## WORK TO COMPLETE
Write out all the entries word for word and omit any pictures.

## DATA ROWS
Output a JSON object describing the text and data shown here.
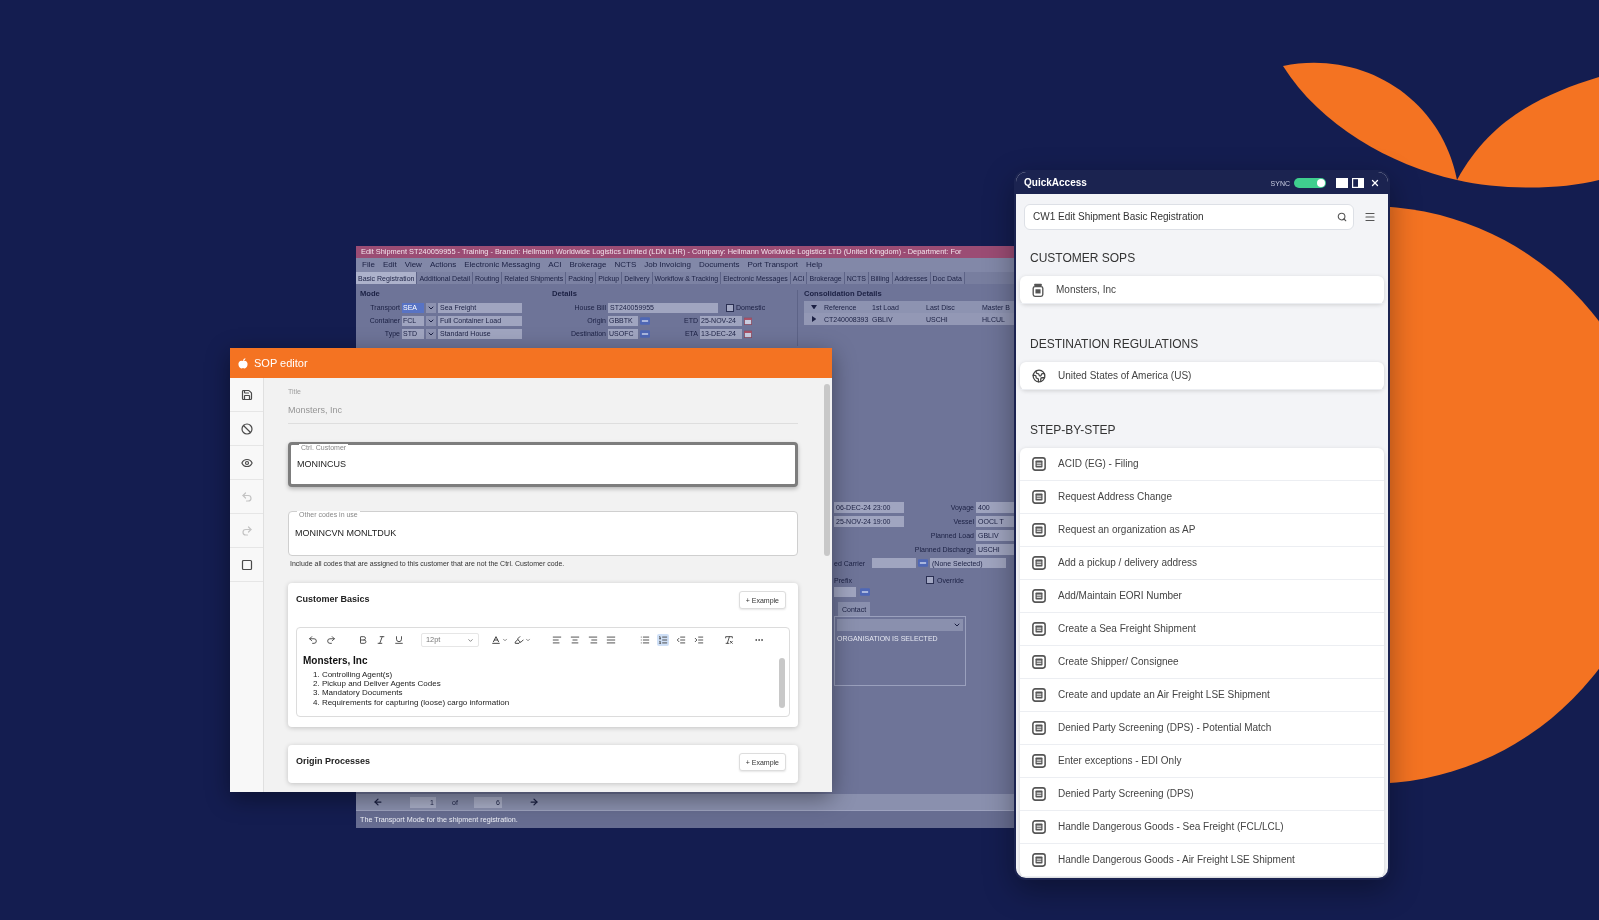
{
  "shipment_window": {
    "title": "Edit Shipment ST240059955 - Training - Branch: Hellmann Worldwide Logistics Limited (LDN LHR) - Company: Hellmann Worldwide Logistics LTD (United Kingdom) - Department: For",
    "menu": [
      "File",
      "Edit",
      "View",
      "Actions",
      "Electronic Messaging",
      "ACI",
      "Brokerage",
      "NCTS",
      "Job Invoicing",
      "Documents",
      "Port Transport",
      "Help"
    ],
    "tabs": [
      {
        "label": "Basic Registration",
        "selected": true
      },
      {
        "label": "Additional Detail",
        "selected": false
      },
      {
        "label": "Routing",
        "selected": false
      },
      {
        "label": "Related Shipments",
        "selected": false
      },
      {
        "label": "Packing",
        "selected": false
      },
      {
        "label": "Pickup",
        "selected": false
      },
      {
        "label": "Delivery",
        "selected": false
      },
      {
        "label": "Workflow & Tracking",
        "selected": false
      },
      {
        "label": "Electronic Messages",
        "selected": false
      },
      {
        "label": "ACI",
        "selected": false
      },
      {
        "label": "Brokerage",
        "selected": false
      },
      {
        "label": "NCTS",
        "selected": false
      },
      {
        "label": "Billing",
        "selected": false
      },
      {
        "label": "Addresses",
        "selected": false
      },
      {
        "label": "Doc Data",
        "selected": false
      }
    ],
    "mode": {
      "heading": "Mode",
      "rows": [
        {
          "label": "Transport",
          "code": "SEA",
          "description": "Sea Freight",
          "selected": true
        },
        {
          "label": "Container",
          "code": "FCL",
          "description": "Full Container Load",
          "selected": false
        },
        {
          "label": "Type",
          "code": "STD",
          "description": "Standard House",
          "selected": false
        }
      ]
    },
    "details": {
      "heading": "Details",
      "house_bill": {
        "label": "House Bill",
        "value": "ST240059955"
      },
      "domestic": {
        "label": "Domestic",
        "checked": false
      },
      "rows": [
        {
          "label": "Origin",
          "value": "GBBTK",
          "date_label": "ETD",
          "date": "25-NOV-24"
        },
        {
          "label": "Destination",
          "value": "USOFC",
          "date_label": "ETA",
          "date": "13-DEC-24"
        }
      ]
    },
    "consolidation": {
      "heading": "Consolidation Details",
      "columns": [
        "Reference",
        "1st Load",
        "Last Disc",
        "Master B"
      ],
      "rows": [
        [
          "CT240008393",
          "GBLIV",
          "USCHI",
          "HLCUL"
        ]
      ]
    },
    "schedule": [
      {
        "time": "06-DEC-24 23:00",
        "label": "Voyage",
        "value": "400"
      },
      {
        "time": "25-NOV-24 19:00",
        "label": "Vessel",
        "value": "OOCL T"
      },
      {
        "label": "Planned Load",
        "value": "GBLIV"
      },
      {
        "label": "Planned Discharge",
        "value": "USCHI"
      }
    ],
    "carrier": {
      "label": "ed Carrier",
      "value": "(None Selected)"
    },
    "prefix": {
      "label": "Prefix"
    },
    "override": {
      "label": "Override",
      "checked": false
    },
    "contact_tab": "Contact",
    "organisation_note": "ORGANISATION IS SELECTED",
    "pager": {
      "page": "1",
      "of": "of",
      "total": "6"
    },
    "status": "The Transport Mode for the shipment registration."
  },
  "sop_editor": {
    "title": "SOP editor",
    "tools": [
      {
        "kind": "save",
        "disabled": false
      },
      {
        "kind": "ban",
        "disabled": false
      },
      {
        "kind": "preview",
        "disabled": false
      },
      {
        "kind": "undo",
        "disabled": true
      },
      {
        "kind": "redo",
        "disabled": true
      },
      {
        "kind": "frame",
        "disabled": false
      }
    ],
    "title_field": {
      "label": "Title",
      "value": "Monsters, Inc"
    },
    "fields": [
      {
        "label": "Ctrl. Customer",
        "value": "MONINCUS",
        "focused": true
      },
      {
        "label": "Other codes in use",
        "value": "MONINCVN MONLTDUK",
        "focused": false
      }
    ],
    "helper": "Include all codes that are assigned to this customer that are not the Ctrl. Customer code.",
    "sections": [
      {
        "title": "Customer Basics",
        "button": "+ Example",
        "editor": {
          "toolbar": [
            {
              "kind": "undo",
              "active": false
            },
            {
              "kind": "redo",
              "active": false
            },
            {
              "kind": "bold",
              "active": false
            },
            {
              "kind": "italic",
              "active": false
            },
            {
              "kind": "underline",
              "active": false
            },
            {
              "kind": "font-size",
              "label": "12pt",
              "active": false
            },
            {
              "kind": "text-color",
              "active": false
            },
            {
              "kind": "highlight",
              "active": false
            },
            {
              "kind": "align-left",
              "active": false
            },
            {
              "kind": "align-center",
              "active": false
            },
            {
              "kind": "align-right",
              "active": false
            },
            {
              "kind": "align-justify",
              "active": false
            },
            {
              "kind": "bullet-list",
              "active": false
            },
            {
              "kind": "numbered-list",
              "active": true
            },
            {
              "kind": "outdent",
              "active": false
            },
            {
              "kind": "indent",
              "active": false
            },
            {
              "kind": "clear-format",
              "active": false
            },
            {
              "kind": "more",
              "active": false
            }
          ],
          "heading": "Monsters, Inc",
          "lines": [
            "1. Controlling Agent(s)",
            "2. Pickup and Deliver Agents Codes",
            "3. Mandatory Documents",
            "4. Requirements for capturing (loose) cargo information"
          ]
        }
      },
      {
        "title": "Origin Processes",
        "button": "+ Example"
      }
    ]
  },
  "quick_access": {
    "title": "QuickAccess",
    "sync": {
      "label": "SYNC",
      "on": true
    },
    "search": {
      "value": "CW1 Edit Shipment Basic Registration"
    },
    "sections": [
      {
        "heading": "CUSTOMER SOPS",
        "items": [
          {
            "kind": "sop",
            "label": "Monsters, Inc"
          }
        ]
      },
      {
        "heading": "DESTINATION REGULATIONS",
        "items": [
          {
            "kind": "regulation",
            "label": "United States of America (US)"
          }
        ]
      },
      {
        "heading": "STEP-BY-STEP",
        "items": [
          {
            "kind": "guide",
            "label": "ACID (EG) - Filing"
          },
          {
            "kind": "guide",
            "label": "Request Address Change"
          },
          {
            "kind": "guide",
            "label": "Request an organization as AP"
          },
          {
            "kind": "guide",
            "label": "Add a pickup / delivery address"
          },
          {
            "kind": "guide",
            "label": "Add/Maintain EORI Number"
          },
          {
            "kind": "guide",
            "label": "Create a Sea Freight Shipment"
          },
          {
            "kind": "guide",
            "label": "Create Shipper/ Consignee"
          },
          {
            "kind": "guide",
            "label": "Create and update an Air Freight LSE Shipment"
          },
          {
            "kind": "guide",
            "label": "Denied Party Screening (DPS) - Potential Match"
          },
          {
            "kind": "guide",
            "label": "Enter exceptions - EDI Only"
          },
          {
            "kind": "guide",
            "label": "Denied Party Screening (DPS)"
          },
          {
            "kind": "guide",
            "label": "Handle Dangerous Goods - Sea Freight (FCL/LCL)"
          },
          {
            "kind": "guide",
            "label": "Handle Dangerous Goods - Air Freight LSE Shipment"
          }
        ]
      }
    ]
  }
}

## SOLVED PROBLEM
Output a JSON object describing the text and data shown here.
{
  "shipment_window": {
    "title": "Edit Shipment ST240059955 - Training - Branch: Hellmann Worldwide Logistics Limited (LDN LHR) - Company: Hellmann Worldwide Logistics LTD (United Kingdom) - Department: For",
    "menu": [
      "File",
      "Edit",
      "View",
      "Actions",
      "Electronic Messaging",
      "ACI",
      "Brokerage",
      "NCTS",
      "Job Invoicing",
      "Documents",
      "Port Transport",
      "Help"
    ],
    "tabs": [
      {
        "label": "Basic Registration",
        "selected": true
      },
      {
        "label": "Additional Detail",
        "selected": false
      },
      {
        "label": "Routing",
        "selected": false
      },
      {
        "label": "Related Shipments",
        "selected": false
      },
      {
        "label": "Packing",
        "selected": false
      },
      {
        "label": "Pickup",
        "selected": false
      },
      {
        "label": "Delivery",
        "selected": false
      },
      {
        "label": "Workflow & Tracking",
        "selected": false
      },
      {
        "label": "Electronic Messages",
        "selected": false
      },
      {
        "label": "ACI",
        "selected": false
      },
      {
        "label": "Brokerage",
        "selected": false
      },
      {
        "label": "NCTS",
        "selected": false
      },
      {
        "label": "Billing",
        "selected": false
      },
      {
        "label": "Addresses",
        "selected": false
      },
      {
        "label": "Doc Data",
        "selected": false
      }
    ],
    "mode": {
      "heading": "Mode",
      "rows": [
        {
          "label": "Transport",
          "code": "SEA",
          "description": "Sea Freight",
          "selected": true
        },
        {
          "label": "Container",
          "code": "FCL",
          "description": "Full Container Load",
          "selected": false
        },
        {
          "label": "Type",
          "code": "STD",
          "description": "Standard House",
          "selected": false
        }
      ]
    },
    "details": {
      "heading": "Details",
      "house_bill": {
        "label": "House Bill",
        "value": "ST240059955"
      },
      "domestic": {
        "label": "Domestic",
        "checked": false
      },
      "rows": [
        {
          "label": "Origin",
          "value": "GBBTK",
          "date_label": "ETD",
          "date": "25-NOV-24"
        },
        {
          "label": "Destination",
          "value": "USOFC",
          "date_label": "ETA",
          "date": "13-DEC-24"
        }
      ]
    },
    "consolidation": {
      "heading": "Consolidation Details",
      "columns": [
        "Reference",
        "1st Load",
        "Last Disc",
        "Master B"
      ],
      "rows": [
        [
          "CT240008393",
          "GBLIV",
          "USCHI",
          "HLCUL"
        ]
      ]
    },
    "schedule": [
      {
        "time": "06-DEC-24 23:00",
        "label": "Voyage",
        "value": "400"
      },
      {
        "time": "25-NOV-24 19:00",
        "label": "Vessel",
        "value": "OOCL T"
      },
      {
        "label": "Planned Load",
        "value": "GBLIV"
      },
      {
        "label": "Planned Discharge",
        "value": "USCHI"
      }
    ],
    "carrier": {
      "label": "ed Carrier",
      "value": "(None Selected)"
    },
    "prefix": {
      "label": "Prefix"
    },
    "override": {
      "label": "Override",
      "checked": false
    },
    "contact_tab": "Contact",
    "organisation_note": "ORGANISATION IS SELECTED",
    "pager": {
      "page": "1",
      "of": "of",
      "total": "6"
    },
    "status": "The Transport Mode for the shipment registration."
  },
  "sop_editor": {
    "title": "SOP editor",
    "tools": [
      {
        "kind": "save",
        "disabled": false
      },
      {
        "kind": "ban",
        "disabled": false
      },
      {
        "kind": "preview",
        "disabled": false
      },
      {
        "kind": "undo",
        "disabled": true
      },
      {
        "kind": "redo",
        "disabled": true
      },
      {
        "kind": "frame",
        "disabled": false
      }
    ],
    "title_field": {
      "label": "Title",
      "value": "Monsters, Inc"
    },
    "fields": [
      {
        "label": "Ctrl. Customer",
        "value": "MONINCUS",
        "focused": true
      },
      {
        "label": "Other codes in use",
        "value": "MONINCVN MONLTDUK",
        "focused": false
      }
    ],
    "helper": "Include all codes that are assigned to this customer that are not the Ctrl. Customer code.",
    "sections": [
      {
        "title": "Customer Basics",
        "button": "+ Example",
        "editor": {
          "toolbar": [
            {
              "kind": "undo",
              "active": false
            },
            {
              "kind": "redo",
              "active": false
            },
            {
              "kind": "bold",
              "active": false
            },
            {
              "kind": "italic",
              "active": false
            },
            {
              "kind": "underline",
              "active": false
            },
            {
              "kind": "font-size",
              "label": "12pt",
              "active": false
            },
            {
              "kind": "text-color",
              "active": false
            },
            {
              "kind": "highlight",
              "active": false
            },
            {
              "kind": "align-left",
              "active": false
            },
            {
              "kind": "align-center",
              "active": false
            },
            {
              "kind": "align-right",
              "active": false
            },
            {
              "kind": "align-justify",
              "active": false
            },
            {
              "kind": "bullet-list",
              "active": false
            },
            {
              "kind": "numbered-list",
              "active": true
            },
            {
              "kind": "outdent",
              "active": false
            },
            {
              "kind": "indent",
              "active": false
            },
            {
              "kind": "clear-format",
              "active": false
            },
            {
              "kind": "more",
              "active": false
            }
          ],
          "heading": "Monsters, Inc",
          "lines": [
            "1. Controlling Agent(s)",
            "2. Pickup and Deliver Agents Codes",
            "3. Mandatory Documents",
            "4. Requirements for capturing (loose) cargo information"
          ]
        }
      },
      {
        "title": "Origin Processes",
        "button": "+ Example"
      }
    ]
  },
  "quick_access": {
    "title": "QuickAccess",
    "sync": {
      "label": "SYNC",
      "on": true
    },
    "search": {
      "value": "CW1 Edit Shipment Basic Registration"
    },
    "sections": [
      {
        "heading": "CUSTOMER SOPS",
        "items": [
          {
            "kind": "sop",
            "label": "Monsters, Inc"
          }
        ]
      },
      {
        "heading": "DESTINATION REGULATIONS",
        "items": [
          {
            "kind": "regulation",
            "label": "United States of America (US)"
          }
        ]
      },
      {
        "heading": "STEP-BY-STEP",
        "items": [
          {
            "kind": "guide",
            "label": "ACID (EG) - Filing"
          },
          {
            "kind": "guide",
            "label": "Request Address Change"
          },
          {
            "kind": "guide",
            "label": "Request an organization as AP"
          },
          {
            "kind": "guide",
            "label": "Add a pickup / delivery address"
          },
          {
            "kind": "guide",
            "label": "Add/Maintain EORI Number"
          },
          {
            "kind": "guide",
            "label": "Create a Sea Freight Shipment"
          },
          {
            "kind": "guide",
            "label": "Create Shipper/ Consignee"
          },
          {
            "kind": "guide",
            "label": "Create and update an Air Freight LSE Shipment"
          },
          {
            "kind": "guide",
            "label": "Denied Party Screening (DPS) - Potential Match"
          },
          {
            "kind": "guide",
            "label": "Enter exceptions - EDI Only"
          },
          {
            "kind": "guide",
            "label": "Denied Party Screening (DPS)"
          },
          {
            "kind": "guide",
            "label": "Handle Dangerous Goods - Sea Freight (FCL/LCL)"
          },
          {
            "kind": "guide",
            "label": "Handle Dangerous Goods - Air Freight LSE Shipment"
          }
        ]
      }
    ]
  }
}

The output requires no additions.